───── Records ─────
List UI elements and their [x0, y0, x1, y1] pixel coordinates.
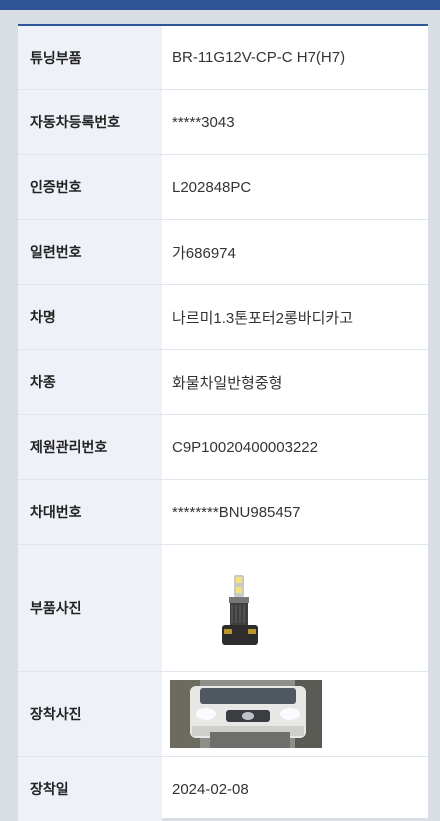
table-row: 차명 나르미1.3톤포터2롱바디카고 [18, 285, 428, 350]
top-accent-bar [0, 0, 440, 10]
row-value: 나르미1.3톤포터2롱바디카고 [172, 309, 353, 327]
table-row: 부품사진 [18, 545, 428, 672]
row-label: 인증번호 [18, 155, 162, 219]
table-row: 인증번호 L202848PC [18, 155, 428, 220]
table-row: 장착사진 [18, 672, 428, 757]
table-row: 일련번호 가686974 [18, 220, 428, 285]
table-row: 차종 화물차일반형중형 [18, 350, 428, 415]
table-row: 장착일 2024-02-08 [18, 757, 428, 821]
row-label: 부품사진 [18, 545, 162, 671]
installation-photo-cell [160, 672, 428, 756]
row-value: 가686974 [172, 244, 236, 262]
table-row: 자동차등록번호 *****3043 [18, 90, 428, 155]
row-label: 제원관리번호 [18, 415, 162, 479]
row-value: 2024-02-08 [172, 780, 249, 798]
table-row: 튜닝부품 BR-11G12V-CP-C H7(H7) [18, 26, 428, 90]
row-label: 자동차등록번호 [18, 90, 162, 154]
row-value: C9P10020400003222 [172, 438, 318, 456]
table-row: 차대번호 ********BNU985457 [18, 480, 428, 545]
row-label: 차대번호 [18, 480, 162, 544]
row-label: 장착일 [18, 757, 162, 821]
row-value: BR-11G12V-CP-C H7(H7) [172, 49, 346, 66]
led-headlight-bulb-photo[interactable] [212, 565, 268, 651]
row-value: *****3043 [172, 113, 235, 131]
row-label: 장착사진 [18, 672, 162, 756]
row-label: 차명 [18, 285, 162, 349]
row-label: 튜닝부품 [18, 26, 162, 89]
part-photo-cell [162, 545, 428, 671]
table-row: 제원관리번호 C9P10020400003222 [18, 415, 428, 480]
row-label: 일련번호 [18, 220, 162, 284]
row-label: 차종 [18, 350, 162, 414]
truck-front-installation-photo[interactable] [170, 680, 322, 748]
row-value: 화물차일반형중형 [172, 374, 283, 392]
tuning-parts-info-table: 튜닝부품 BR-11G12V-CP-C H7(H7) 자동차등록번호 *****… [18, 24, 428, 821]
row-value: ********BNU985457 [172, 503, 301, 521]
row-value: L202848PC [172, 178, 252, 196]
─────
• _Exercise description_: Edit the material above by replacing every occurrence of "row-label" with "field-label", and give all other lines unchanged. Omit the picture from your answer.

• _Solution to the problem_:
List UI elements and their [x0, y0, x1, y1] pixel coordinates.
table-row: 차명 나르미1.3톤포터2롱바디카고 [18, 285, 428, 350]
top-accent-bar [0, 0, 440, 10]
row-value: 나르미1.3톤포터2롱바디카고 [172, 309, 353, 327]
table-row: 부품사진 [18, 545, 428, 672]
field-label: 인증번호 [18, 155, 162, 219]
table-row: 인증번호 L202848PC [18, 155, 428, 220]
table-row: 장착사진 [18, 672, 428, 757]
table-row: 일련번호 가686974 [18, 220, 428, 285]
table-row: 차종 화물차일반형중형 [18, 350, 428, 415]
table-row: 장착일 2024-02-08 [18, 757, 428, 821]
field-label: 부품사진 [18, 545, 162, 671]
installation-photo-cell [160, 672, 428, 756]
row-value: 가686974 [172, 244, 236, 262]
table-row: 자동차등록번호 *****3043 [18, 90, 428, 155]
field-label: 제원관리번호 [18, 415, 162, 479]
row-value: 2024-02-08 [172, 780, 249, 798]
table-row: 튜닝부품 BR-11G12V-CP-C H7(H7) [18, 26, 428, 90]
field-label: 자동차등록번호 [18, 90, 162, 154]
row-value: C9P10020400003222 [172, 438, 318, 456]
table-row: 차대번호 ********BNU985457 [18, 480, 428, 545]
field-label: 차대번호 [18, 480, 162, 544]
field-label: 장착일 [18, 757, 162, 821]
row-value: BR-11G12V-CP-C H7(H7) [172, 49, 346, 66]
led-headlight-bulb-photo[interactable] [212, 565, 268, 651]
row-value: *****3043 [172, 113, 235, 131]
field-label: 장착사진 [18, 672, 162, 756]
field-label: 차명 [18, 285, 162, 349]
field-label: 튜닝부품 [18, 26, 162, 89]
part-photo-cell [162, 545, 428, 671]
table-row: 제원관리번호 C9P10020400003222 [18, 415, 428, 480]
field-label: 일련번호 [18, 220, 162, 284]
field-label: 차종 [18, 350, 162, 414]
truck-front-installation-photo[interactable] [170, 680, 322, 748]
row-value: 화물차일반형중형 [172, 374, 283, 392]
tuning-parts-info-table: 튜닝부품 BR-11G12V-CP-C H7(H7) 자동차등록번호 *****… [18, 24, 428, 821]
row-value: ********BNU985457 [172, 503, 301, 521]
row-value: L202848PC [172, 178, 252, 196]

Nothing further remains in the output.